§ What to work on: Search the data for "Status". Each line containing it is to be copied.

================

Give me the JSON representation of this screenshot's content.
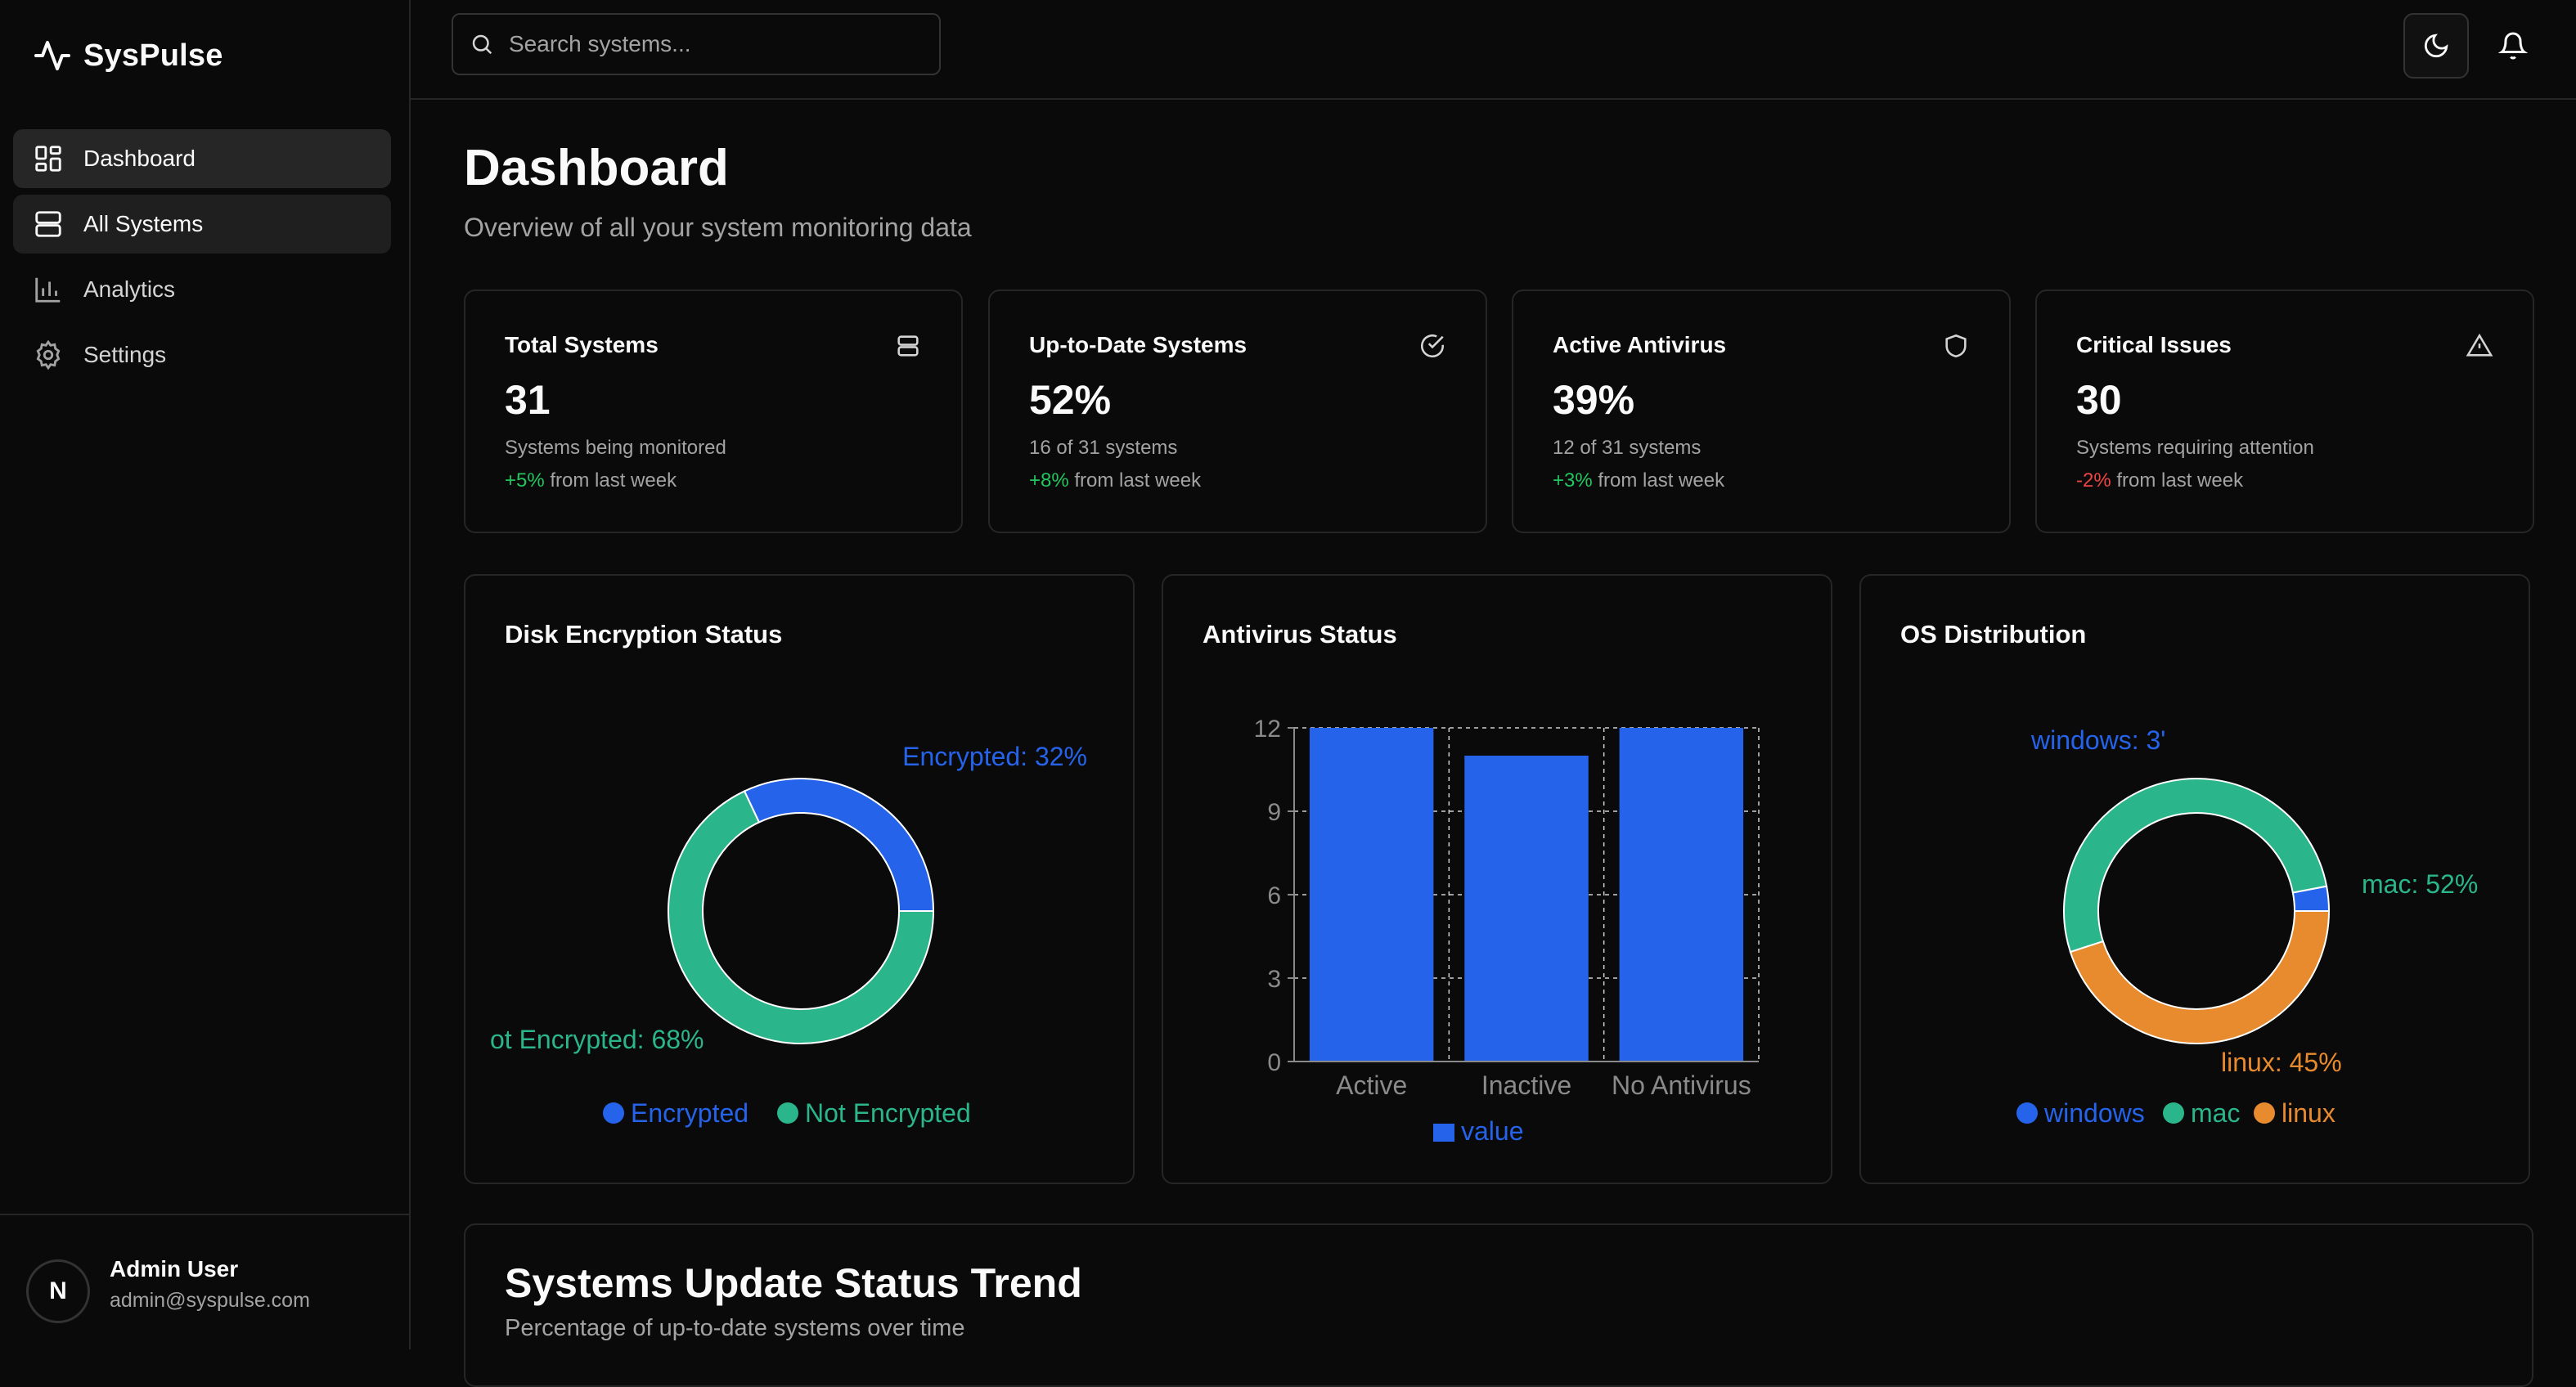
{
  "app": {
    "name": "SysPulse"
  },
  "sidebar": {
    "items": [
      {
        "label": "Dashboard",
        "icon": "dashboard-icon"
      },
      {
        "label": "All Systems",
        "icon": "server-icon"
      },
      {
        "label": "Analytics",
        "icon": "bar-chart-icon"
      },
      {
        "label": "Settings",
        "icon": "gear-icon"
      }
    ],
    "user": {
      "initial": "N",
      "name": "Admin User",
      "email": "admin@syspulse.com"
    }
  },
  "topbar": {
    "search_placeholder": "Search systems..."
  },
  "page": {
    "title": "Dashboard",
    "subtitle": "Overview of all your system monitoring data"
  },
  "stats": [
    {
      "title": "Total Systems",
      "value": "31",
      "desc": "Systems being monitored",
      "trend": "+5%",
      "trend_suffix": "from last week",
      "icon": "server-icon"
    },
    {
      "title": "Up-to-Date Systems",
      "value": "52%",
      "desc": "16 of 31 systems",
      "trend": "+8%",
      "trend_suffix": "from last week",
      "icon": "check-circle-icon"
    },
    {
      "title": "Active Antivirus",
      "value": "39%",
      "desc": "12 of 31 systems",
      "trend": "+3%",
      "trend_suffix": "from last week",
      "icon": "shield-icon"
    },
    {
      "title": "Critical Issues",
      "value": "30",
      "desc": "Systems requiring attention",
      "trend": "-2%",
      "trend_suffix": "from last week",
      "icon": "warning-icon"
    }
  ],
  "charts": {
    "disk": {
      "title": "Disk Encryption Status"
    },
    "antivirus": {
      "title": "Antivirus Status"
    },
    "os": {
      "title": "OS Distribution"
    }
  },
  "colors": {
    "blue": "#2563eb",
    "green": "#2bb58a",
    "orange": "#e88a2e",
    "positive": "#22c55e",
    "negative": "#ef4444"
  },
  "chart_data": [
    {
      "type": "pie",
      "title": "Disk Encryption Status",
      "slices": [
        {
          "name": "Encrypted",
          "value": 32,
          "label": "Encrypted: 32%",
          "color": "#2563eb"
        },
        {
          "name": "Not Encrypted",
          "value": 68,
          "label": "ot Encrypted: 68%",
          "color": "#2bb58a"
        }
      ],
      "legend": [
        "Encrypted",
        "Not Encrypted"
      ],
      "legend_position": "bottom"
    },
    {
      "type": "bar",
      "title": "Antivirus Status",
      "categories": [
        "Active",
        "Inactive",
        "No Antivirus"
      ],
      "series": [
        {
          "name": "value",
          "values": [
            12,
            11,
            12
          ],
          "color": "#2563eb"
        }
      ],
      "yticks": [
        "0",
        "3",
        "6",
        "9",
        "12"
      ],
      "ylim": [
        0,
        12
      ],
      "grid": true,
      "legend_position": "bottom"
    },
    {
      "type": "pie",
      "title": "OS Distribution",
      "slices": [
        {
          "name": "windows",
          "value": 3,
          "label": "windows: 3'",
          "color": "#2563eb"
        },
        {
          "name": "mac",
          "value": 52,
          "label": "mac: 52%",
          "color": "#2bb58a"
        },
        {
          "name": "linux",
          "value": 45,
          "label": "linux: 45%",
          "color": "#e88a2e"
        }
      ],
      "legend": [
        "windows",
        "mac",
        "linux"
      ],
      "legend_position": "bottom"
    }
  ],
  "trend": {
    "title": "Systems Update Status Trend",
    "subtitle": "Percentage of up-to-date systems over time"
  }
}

================

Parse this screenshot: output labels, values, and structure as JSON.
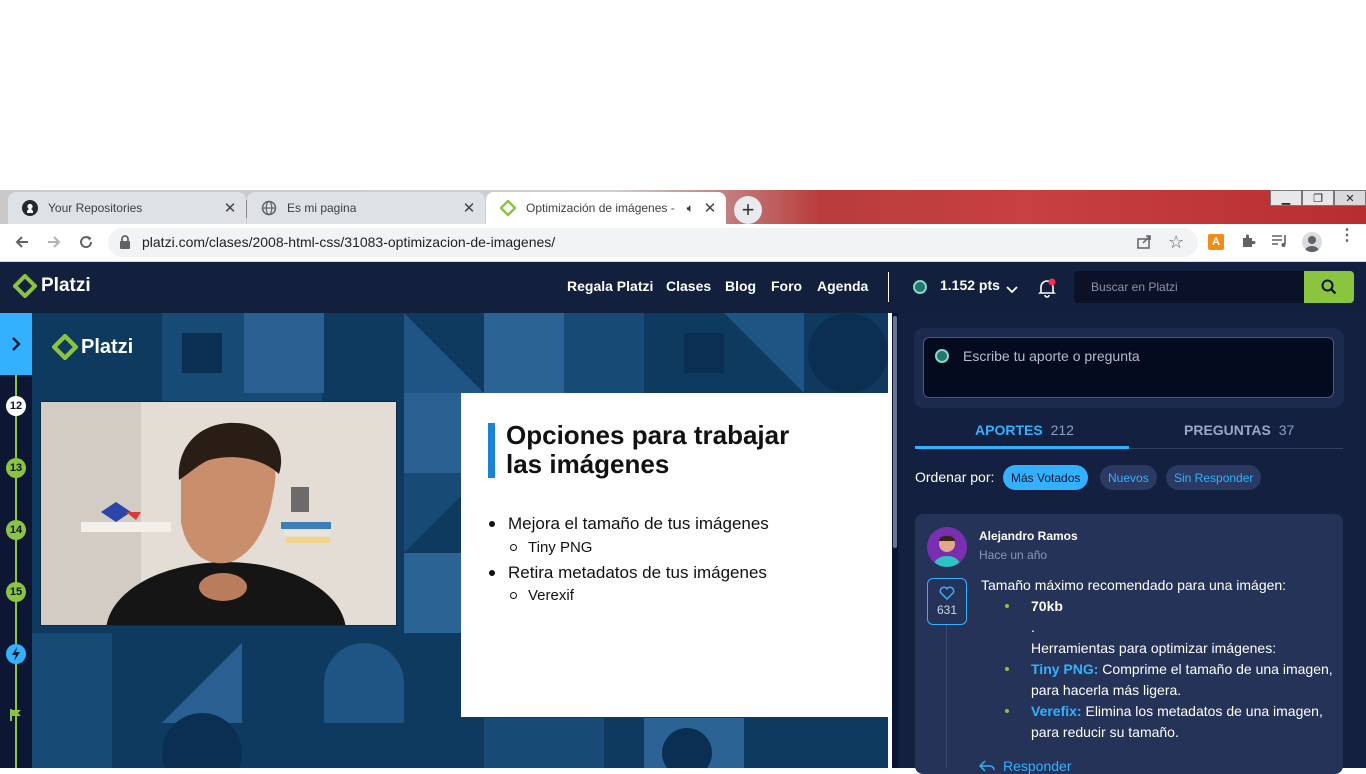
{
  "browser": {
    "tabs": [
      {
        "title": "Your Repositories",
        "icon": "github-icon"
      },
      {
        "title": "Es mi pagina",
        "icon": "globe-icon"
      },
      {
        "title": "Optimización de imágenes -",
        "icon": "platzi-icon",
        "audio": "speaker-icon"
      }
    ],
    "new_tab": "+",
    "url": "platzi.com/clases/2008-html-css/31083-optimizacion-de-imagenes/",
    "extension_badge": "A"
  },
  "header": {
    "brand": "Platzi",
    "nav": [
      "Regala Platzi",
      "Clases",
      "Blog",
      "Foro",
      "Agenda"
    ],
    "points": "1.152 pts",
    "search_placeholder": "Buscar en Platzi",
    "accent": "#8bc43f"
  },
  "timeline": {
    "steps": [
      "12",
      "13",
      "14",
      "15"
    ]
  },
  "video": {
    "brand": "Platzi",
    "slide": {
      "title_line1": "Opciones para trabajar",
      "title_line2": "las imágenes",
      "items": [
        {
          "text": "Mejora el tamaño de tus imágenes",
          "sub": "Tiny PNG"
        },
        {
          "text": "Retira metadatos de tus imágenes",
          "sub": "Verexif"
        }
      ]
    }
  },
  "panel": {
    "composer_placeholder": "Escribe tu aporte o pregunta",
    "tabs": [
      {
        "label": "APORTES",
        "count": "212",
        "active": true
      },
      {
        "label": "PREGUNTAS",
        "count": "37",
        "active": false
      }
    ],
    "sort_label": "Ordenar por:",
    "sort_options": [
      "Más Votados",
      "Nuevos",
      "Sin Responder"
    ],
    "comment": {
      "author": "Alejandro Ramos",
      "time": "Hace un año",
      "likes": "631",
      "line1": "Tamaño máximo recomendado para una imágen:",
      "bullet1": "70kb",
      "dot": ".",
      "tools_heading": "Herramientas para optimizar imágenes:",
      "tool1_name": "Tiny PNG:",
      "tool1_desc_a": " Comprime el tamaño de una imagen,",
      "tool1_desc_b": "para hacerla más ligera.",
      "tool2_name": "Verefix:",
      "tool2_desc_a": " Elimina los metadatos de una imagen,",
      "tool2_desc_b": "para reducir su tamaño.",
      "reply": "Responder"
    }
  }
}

================

§ Task output:
      "title": "Disk Encryption Status"
      "title": "Antivirus Status"
      "title": "Disk Encryption Status",
      "title": "Antivirus Status",
    "title": "Systems Update Status Trend",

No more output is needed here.